— Begin Exercise material —

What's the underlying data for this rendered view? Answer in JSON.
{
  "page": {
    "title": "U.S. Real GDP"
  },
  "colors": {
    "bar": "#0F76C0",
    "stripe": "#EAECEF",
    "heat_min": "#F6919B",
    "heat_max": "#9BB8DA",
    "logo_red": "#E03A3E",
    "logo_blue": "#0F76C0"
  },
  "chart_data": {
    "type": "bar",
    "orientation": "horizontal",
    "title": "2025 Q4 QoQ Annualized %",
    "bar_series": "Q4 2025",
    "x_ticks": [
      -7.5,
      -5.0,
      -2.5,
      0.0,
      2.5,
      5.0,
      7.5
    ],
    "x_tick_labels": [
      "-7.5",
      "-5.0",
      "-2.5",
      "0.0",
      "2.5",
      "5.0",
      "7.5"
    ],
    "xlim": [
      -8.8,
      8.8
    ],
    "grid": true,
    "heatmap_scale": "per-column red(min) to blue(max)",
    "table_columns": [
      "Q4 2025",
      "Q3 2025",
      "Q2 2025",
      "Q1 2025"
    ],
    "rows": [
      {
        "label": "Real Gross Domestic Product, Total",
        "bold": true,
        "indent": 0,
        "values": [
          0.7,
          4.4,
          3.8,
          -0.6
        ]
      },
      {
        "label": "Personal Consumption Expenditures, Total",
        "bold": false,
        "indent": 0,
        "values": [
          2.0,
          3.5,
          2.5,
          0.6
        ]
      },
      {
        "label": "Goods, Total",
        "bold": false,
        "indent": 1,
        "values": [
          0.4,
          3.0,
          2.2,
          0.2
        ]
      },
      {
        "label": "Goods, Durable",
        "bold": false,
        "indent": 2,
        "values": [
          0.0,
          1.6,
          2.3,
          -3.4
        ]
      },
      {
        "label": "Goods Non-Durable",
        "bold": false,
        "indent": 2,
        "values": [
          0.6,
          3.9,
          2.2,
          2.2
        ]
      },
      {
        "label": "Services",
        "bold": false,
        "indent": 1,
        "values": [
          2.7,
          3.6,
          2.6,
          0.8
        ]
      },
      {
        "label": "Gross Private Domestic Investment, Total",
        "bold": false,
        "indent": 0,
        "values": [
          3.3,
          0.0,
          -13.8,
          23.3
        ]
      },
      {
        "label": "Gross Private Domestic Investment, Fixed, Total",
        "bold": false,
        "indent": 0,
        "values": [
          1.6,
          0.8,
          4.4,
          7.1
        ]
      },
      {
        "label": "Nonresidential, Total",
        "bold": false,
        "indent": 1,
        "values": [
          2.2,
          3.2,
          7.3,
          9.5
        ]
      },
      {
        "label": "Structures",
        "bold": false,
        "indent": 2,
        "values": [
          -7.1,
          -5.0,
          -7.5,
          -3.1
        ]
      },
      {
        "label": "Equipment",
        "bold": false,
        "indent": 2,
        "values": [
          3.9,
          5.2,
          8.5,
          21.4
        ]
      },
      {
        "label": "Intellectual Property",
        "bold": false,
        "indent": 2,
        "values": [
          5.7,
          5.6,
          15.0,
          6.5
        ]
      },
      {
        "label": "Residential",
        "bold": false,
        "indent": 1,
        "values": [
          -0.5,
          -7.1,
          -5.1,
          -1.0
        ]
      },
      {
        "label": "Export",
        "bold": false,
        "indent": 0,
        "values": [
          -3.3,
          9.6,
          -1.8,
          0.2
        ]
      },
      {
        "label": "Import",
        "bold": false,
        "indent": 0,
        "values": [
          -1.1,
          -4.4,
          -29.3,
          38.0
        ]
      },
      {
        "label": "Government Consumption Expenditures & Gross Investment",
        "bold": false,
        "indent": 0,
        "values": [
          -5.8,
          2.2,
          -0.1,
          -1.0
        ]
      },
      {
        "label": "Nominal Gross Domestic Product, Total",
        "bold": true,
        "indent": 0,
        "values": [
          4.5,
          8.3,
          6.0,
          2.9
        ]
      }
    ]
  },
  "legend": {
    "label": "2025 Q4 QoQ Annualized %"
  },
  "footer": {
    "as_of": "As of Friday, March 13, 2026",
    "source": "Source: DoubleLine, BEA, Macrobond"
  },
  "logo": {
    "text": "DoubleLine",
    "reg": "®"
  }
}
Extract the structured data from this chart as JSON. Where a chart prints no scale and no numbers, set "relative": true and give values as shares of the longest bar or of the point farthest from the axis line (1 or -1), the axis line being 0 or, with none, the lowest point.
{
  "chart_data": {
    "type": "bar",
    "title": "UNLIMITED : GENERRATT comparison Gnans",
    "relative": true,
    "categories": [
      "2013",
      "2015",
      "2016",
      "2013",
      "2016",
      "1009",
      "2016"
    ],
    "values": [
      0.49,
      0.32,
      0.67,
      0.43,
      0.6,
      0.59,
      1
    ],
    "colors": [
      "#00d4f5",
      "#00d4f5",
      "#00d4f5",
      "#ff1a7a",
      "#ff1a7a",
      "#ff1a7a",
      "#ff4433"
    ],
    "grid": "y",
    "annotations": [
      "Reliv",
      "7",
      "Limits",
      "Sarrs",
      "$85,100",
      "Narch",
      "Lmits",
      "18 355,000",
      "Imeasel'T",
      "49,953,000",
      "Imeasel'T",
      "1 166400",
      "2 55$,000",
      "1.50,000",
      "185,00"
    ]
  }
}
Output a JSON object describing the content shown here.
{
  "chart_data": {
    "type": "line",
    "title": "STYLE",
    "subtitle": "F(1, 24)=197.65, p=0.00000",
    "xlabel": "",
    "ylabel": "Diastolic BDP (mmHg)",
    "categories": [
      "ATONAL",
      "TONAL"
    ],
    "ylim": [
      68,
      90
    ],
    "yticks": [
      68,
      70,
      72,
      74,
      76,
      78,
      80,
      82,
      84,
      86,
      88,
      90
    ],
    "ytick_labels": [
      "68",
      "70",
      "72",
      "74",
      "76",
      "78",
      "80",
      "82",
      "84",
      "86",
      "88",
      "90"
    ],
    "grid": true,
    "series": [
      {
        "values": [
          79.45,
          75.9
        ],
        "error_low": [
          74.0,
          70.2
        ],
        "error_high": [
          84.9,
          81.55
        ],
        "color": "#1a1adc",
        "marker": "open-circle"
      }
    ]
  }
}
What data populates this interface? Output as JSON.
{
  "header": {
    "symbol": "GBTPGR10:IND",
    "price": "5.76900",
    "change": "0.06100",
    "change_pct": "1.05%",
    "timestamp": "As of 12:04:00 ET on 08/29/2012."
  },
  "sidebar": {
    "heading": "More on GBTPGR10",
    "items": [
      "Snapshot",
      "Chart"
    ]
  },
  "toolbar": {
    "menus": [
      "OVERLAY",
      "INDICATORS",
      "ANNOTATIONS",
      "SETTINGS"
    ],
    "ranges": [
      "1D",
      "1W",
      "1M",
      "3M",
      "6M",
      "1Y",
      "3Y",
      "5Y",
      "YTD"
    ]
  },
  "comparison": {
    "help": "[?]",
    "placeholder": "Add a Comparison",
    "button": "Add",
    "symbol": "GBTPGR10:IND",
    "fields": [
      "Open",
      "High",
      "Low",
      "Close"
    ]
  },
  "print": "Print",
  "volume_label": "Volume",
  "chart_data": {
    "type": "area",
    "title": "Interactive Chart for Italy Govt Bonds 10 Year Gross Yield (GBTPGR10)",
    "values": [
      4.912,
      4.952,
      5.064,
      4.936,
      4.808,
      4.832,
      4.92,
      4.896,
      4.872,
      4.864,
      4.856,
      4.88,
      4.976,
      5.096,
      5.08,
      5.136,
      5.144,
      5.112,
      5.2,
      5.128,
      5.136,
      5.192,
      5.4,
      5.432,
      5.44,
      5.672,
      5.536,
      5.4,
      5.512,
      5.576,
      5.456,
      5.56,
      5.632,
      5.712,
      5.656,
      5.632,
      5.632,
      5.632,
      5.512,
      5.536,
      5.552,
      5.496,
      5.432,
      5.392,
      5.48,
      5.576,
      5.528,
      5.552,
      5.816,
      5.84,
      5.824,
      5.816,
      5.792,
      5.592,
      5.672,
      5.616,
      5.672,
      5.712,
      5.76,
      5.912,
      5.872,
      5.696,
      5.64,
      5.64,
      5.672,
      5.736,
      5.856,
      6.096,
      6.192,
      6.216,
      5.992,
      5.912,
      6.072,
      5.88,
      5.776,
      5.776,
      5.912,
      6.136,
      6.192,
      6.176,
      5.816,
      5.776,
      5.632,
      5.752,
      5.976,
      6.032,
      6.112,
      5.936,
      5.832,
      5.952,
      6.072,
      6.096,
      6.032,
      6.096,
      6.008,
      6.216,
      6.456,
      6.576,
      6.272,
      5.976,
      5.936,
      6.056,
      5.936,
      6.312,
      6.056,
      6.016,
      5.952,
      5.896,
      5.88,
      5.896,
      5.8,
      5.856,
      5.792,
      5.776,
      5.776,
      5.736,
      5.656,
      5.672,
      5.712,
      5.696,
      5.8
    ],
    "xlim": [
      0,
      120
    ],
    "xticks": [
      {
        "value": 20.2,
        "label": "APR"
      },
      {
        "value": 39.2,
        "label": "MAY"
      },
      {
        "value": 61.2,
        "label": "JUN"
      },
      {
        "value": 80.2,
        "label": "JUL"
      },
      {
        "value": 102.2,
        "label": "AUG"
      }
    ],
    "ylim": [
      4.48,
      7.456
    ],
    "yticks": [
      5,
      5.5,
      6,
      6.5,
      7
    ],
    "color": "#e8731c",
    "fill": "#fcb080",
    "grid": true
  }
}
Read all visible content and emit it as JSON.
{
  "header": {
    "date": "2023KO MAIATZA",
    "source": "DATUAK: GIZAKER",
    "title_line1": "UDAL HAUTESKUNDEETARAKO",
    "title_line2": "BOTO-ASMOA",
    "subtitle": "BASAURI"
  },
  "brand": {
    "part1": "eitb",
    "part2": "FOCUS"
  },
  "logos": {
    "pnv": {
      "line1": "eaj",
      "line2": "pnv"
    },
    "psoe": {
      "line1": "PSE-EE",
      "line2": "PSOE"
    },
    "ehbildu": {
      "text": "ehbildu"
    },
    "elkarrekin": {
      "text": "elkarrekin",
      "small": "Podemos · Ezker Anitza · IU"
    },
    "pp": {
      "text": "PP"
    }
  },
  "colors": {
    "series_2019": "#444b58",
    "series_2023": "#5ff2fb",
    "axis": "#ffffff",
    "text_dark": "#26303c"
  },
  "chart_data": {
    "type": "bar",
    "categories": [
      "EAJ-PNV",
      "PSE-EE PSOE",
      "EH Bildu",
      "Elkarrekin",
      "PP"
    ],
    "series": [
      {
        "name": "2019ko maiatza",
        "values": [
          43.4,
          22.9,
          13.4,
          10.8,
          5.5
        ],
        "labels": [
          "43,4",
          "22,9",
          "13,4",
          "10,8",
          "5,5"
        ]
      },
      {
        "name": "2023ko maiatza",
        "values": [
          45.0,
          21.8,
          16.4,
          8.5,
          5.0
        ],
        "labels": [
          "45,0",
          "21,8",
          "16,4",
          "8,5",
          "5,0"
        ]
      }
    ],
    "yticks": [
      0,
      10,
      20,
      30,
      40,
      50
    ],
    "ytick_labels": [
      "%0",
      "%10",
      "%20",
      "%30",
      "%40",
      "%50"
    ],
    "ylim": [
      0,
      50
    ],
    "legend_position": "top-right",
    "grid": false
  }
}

— End Exercise material —

Instructions for the task:
Copy, from the material above, each line in which the string "Goods" occurs.

Output below:
        "label": "Goods, Total",
        "label": "Goods, Durable",
        "label": "Goods Non-Durable",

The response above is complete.